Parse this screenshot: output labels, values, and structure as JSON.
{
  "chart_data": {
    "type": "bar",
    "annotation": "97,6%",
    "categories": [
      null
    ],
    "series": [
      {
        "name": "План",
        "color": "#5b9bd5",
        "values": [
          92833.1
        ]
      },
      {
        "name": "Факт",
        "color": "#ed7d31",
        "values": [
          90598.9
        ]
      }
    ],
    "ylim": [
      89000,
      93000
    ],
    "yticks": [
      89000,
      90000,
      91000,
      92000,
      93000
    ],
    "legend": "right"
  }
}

_AIM OF THE EXERCISE_
Repeat the material from above exactly, word for word.

_RIGHT ANSWER_
Parse this screenshot: output labels, values, and structure as JSON.
{
  "chart_data": {
    "type": "bar",
    "annotation": "97,6%",
    "categories": [
      null
    ],
    "series": [
      {
        "name": "План",
        "color": "#5b9bd5",
        "values": [
          92833.1
        ]
      },
      {
        "name": "Факт",
        "color": "#ed7d31",
        "values": [
          90598.9
        ]
      }
    ],
    "ylim": [
      89000,
      93000
    ],
    "yticks": [
      89000,
      90000,
      91000,
      92000,
      93000
    ],
    "legend": "right"
  }
}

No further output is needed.